== Zitierter Text ==
Endlich wieder Meer:)

Als ich vor langer langer Zeit noch in der Schule Gedichtinterpretationen schreiben musste, haben wir gelernt, dass das Motiv des Meeres in der Naturlyrik unter anderem Freiheit symbolisiert. Wer hätte gedacht, dass ich das hier in Indien nun eindrücklicher denn je erleben würde, aber ich fang besser am Anfang an...

 

Nachdem wir samstagabends noch schnell gepackt haben, sind wir dann am Sonntag, 12.11., um 5:30 Uhr von Sharon Gardens aufgebrochen Richtung Tranquebar/ Tharangambadi. Dort sollte unser Zwischenseminar stattfinden, aber eigentlich hatten wir keine Ahnung was uns auf unserer ersten Reise in Indien tatsächlich erwartete. 

Zunächst ging es mit unserem Fahrer los zum "New Bus Stand". Auf dem Weg dorthin haben wir noch unseren Begleiter aufgesammelt, den Abraham für uns organisiert hat. Ja, wir hatten einen Begleiter und am Anfang waren wir davon auch echt nicht sonderlich begeistert. Soviel traut Abraham uns also zu... Aber im Nachhinein muss ich zugeben, dass es vielleicht doch gar nicht so blöd war, denn Busfahren ist hier so ganz anders als daheim. Also wirklich so ganz ganz anders. Allein hätten wir wahrscheinlich nicht einmal den richtigen Bus hier in Salem gefunden, geschweige denn das Umsteigen gemeistert. Denn während es in Deutschland ja (so richtig typisch deutsch) ordentliche Schilder gibt, welcher Bus wohin fährt, ist das Ganze hier etwas indischer. Es ist also eher ein großer Platz, auf die Busse stehen und warten oder einfach durchfahren und dabei natürlich ganz viel hupen. Wir befinden uns somit mitten in einem lauten, bunten Treiben aus Bussen und Menschen, die warten, schlafen oder versuchen, verschiedenste Dinge (vor allem Essen) an die Fahrgäste zu verkaufen. Selbst unser Begleiter findet den richtigen Bus nicht auf Anhieb, insofern, nun ja... Auf jeden Fall muss man ganz viel fragen, um nachher auch im richtigen Bus zu landen. Aber letztendlich schaffen wir auch das und los geht´s. Tranquebar, wir kommen...

== Aufgabe ==
Wann brachen die Reisenden laut dem Bericht über die Fahrt nach Tranquebar von Sharon Gardens auf?

== Gespeicherte Zeilen ==
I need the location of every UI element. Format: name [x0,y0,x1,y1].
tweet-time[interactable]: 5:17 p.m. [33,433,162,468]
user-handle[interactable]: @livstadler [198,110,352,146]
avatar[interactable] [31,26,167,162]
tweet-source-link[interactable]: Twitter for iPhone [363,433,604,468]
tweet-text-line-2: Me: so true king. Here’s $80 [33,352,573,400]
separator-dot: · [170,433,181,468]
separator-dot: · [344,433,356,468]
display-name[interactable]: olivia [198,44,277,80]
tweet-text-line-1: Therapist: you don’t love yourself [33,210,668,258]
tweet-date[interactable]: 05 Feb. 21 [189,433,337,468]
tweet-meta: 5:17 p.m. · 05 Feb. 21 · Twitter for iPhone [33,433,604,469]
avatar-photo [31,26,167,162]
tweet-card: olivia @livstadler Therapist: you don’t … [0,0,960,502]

== Vollständige Antwort ==
Am Sonntag, 12.11., um 5:30 Uhr.